------ Material supplied

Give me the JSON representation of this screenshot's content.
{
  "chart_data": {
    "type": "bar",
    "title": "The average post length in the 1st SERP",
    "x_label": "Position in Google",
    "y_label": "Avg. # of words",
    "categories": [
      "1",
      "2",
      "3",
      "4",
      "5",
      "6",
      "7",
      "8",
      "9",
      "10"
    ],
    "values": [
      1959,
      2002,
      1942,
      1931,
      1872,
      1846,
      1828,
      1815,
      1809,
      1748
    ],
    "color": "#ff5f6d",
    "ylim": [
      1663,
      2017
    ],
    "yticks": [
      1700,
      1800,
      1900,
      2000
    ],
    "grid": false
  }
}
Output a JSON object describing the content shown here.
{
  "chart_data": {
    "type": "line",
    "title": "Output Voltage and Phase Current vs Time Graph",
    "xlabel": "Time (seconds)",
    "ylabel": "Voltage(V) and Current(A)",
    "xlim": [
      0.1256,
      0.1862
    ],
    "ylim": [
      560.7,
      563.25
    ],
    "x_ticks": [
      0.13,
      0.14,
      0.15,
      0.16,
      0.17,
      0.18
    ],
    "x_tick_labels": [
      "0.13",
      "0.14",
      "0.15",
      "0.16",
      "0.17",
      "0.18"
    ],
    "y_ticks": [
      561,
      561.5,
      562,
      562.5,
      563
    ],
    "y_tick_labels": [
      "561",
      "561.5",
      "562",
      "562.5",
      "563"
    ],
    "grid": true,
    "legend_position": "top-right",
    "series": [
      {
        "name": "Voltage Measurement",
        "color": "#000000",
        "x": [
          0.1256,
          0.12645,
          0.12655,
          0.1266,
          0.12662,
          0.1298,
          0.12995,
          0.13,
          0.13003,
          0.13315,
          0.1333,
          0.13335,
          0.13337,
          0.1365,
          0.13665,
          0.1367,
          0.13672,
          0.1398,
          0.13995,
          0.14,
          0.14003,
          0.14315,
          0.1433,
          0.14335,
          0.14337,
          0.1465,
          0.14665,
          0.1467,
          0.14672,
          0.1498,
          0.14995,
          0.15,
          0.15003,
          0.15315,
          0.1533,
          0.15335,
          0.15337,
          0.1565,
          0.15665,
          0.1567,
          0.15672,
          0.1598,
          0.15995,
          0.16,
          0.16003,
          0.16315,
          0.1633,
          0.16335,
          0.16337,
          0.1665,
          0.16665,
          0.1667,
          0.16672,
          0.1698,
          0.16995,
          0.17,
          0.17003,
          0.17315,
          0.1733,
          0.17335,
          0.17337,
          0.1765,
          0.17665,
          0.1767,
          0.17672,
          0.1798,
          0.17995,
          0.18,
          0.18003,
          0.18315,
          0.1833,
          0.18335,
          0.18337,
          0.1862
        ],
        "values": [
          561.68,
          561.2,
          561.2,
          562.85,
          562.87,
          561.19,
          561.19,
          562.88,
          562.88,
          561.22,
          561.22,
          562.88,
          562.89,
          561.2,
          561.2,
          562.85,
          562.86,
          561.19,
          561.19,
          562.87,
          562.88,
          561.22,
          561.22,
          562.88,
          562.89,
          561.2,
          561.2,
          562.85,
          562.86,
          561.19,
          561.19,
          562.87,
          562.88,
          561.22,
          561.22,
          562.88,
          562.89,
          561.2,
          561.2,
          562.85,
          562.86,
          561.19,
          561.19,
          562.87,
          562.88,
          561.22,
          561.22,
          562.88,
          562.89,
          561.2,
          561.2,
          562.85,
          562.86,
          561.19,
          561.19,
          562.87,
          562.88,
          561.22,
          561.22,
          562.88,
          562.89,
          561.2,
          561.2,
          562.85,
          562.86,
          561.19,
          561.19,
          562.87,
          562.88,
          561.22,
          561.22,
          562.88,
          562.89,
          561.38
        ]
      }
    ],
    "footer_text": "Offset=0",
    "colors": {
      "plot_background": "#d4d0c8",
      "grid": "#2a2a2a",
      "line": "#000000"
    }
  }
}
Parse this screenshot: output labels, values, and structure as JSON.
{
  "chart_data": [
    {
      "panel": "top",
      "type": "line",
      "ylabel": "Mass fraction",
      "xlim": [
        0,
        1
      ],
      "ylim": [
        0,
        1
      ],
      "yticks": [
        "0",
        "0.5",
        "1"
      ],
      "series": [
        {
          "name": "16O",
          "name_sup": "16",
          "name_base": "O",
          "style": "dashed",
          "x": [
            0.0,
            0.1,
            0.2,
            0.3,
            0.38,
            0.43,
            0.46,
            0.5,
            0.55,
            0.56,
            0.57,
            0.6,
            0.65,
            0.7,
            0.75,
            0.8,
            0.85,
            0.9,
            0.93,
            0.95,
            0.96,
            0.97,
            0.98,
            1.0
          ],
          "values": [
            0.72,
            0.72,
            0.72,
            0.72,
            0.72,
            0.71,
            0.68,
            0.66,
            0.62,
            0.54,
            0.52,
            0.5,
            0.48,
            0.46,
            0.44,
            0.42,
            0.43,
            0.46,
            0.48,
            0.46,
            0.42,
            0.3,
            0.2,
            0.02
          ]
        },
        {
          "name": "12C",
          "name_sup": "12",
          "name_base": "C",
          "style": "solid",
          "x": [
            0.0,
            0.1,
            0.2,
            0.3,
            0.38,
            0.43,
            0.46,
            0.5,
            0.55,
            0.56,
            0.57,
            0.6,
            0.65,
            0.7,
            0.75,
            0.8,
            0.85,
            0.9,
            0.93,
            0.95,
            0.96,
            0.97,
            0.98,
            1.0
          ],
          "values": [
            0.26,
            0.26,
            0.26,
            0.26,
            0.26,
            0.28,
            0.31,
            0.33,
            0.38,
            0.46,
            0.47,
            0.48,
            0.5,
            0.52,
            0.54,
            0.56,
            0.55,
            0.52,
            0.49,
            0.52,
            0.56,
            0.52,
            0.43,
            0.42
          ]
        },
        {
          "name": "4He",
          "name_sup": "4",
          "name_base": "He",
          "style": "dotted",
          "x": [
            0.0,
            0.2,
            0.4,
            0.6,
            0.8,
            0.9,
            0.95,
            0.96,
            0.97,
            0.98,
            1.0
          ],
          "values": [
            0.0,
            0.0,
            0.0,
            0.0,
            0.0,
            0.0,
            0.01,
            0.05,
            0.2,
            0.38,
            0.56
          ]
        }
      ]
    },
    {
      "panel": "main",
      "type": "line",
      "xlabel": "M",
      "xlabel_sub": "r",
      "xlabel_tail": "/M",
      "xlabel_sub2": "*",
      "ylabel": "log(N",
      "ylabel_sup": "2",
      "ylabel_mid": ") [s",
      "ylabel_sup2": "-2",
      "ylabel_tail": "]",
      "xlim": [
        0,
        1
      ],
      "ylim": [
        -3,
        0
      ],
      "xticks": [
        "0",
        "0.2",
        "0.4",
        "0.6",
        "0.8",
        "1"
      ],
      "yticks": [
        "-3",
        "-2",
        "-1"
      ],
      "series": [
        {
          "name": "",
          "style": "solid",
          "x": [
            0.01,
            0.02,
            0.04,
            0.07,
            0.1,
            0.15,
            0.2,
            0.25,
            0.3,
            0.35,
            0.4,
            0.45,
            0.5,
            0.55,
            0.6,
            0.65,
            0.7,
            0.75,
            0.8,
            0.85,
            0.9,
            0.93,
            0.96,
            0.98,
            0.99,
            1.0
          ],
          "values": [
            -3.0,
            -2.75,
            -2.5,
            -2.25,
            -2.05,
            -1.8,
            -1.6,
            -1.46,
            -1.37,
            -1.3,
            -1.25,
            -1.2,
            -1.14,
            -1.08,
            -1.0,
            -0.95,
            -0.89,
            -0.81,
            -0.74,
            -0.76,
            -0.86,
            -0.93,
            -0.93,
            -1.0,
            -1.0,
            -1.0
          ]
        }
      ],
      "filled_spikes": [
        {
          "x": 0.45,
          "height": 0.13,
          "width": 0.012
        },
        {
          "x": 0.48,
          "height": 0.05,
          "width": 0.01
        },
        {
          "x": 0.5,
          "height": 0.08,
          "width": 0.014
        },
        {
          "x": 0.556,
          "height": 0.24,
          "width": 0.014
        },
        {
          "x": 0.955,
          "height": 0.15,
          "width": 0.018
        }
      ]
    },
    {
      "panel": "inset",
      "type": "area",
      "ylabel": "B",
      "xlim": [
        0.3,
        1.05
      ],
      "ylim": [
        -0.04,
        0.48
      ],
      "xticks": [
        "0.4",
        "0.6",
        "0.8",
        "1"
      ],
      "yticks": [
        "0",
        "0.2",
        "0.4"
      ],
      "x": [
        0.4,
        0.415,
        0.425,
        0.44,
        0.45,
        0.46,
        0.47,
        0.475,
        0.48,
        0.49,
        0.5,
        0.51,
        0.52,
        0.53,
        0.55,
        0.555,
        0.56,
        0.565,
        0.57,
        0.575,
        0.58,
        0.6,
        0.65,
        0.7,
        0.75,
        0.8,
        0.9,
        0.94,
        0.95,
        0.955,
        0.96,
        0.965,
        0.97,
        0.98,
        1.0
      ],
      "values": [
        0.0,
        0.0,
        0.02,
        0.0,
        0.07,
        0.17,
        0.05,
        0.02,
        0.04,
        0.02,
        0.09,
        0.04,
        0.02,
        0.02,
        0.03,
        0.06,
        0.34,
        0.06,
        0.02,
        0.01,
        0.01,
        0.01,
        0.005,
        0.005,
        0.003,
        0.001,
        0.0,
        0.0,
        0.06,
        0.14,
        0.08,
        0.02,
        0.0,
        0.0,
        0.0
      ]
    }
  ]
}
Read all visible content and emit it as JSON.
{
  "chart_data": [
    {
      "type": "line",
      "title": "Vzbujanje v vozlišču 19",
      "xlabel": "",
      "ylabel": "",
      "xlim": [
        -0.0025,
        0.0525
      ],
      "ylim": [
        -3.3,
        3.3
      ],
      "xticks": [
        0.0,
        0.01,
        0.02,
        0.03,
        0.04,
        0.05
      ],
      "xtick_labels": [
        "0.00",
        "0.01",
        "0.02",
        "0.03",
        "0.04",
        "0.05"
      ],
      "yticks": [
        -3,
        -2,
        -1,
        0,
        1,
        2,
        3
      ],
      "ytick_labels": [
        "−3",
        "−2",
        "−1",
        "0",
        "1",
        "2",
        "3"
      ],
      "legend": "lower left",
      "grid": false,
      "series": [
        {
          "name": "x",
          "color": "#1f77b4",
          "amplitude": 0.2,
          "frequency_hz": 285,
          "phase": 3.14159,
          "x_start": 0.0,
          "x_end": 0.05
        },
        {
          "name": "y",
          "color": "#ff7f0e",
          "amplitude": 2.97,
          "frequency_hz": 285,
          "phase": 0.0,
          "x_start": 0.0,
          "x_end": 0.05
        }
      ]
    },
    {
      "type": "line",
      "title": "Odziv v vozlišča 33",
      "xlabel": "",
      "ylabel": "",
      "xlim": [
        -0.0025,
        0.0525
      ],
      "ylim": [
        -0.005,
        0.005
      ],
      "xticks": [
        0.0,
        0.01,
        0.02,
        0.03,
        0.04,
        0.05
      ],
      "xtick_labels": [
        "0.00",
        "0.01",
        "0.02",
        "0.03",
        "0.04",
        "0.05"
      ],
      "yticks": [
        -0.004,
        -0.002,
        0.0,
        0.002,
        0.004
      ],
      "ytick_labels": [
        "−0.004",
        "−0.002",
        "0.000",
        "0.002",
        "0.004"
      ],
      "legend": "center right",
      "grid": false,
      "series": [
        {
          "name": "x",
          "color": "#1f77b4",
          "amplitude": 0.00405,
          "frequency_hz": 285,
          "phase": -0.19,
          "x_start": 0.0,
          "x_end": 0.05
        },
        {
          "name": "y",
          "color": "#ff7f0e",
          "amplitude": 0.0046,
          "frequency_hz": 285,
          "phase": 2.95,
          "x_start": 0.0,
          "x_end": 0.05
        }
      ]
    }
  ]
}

------------

** Problem requirements **
Scan the material line by line and report each one that contains "style".

** Output of the exercise **
          "style": "dashed",
          "style": "solid",
          "style": "dotted",
          "style": "solid",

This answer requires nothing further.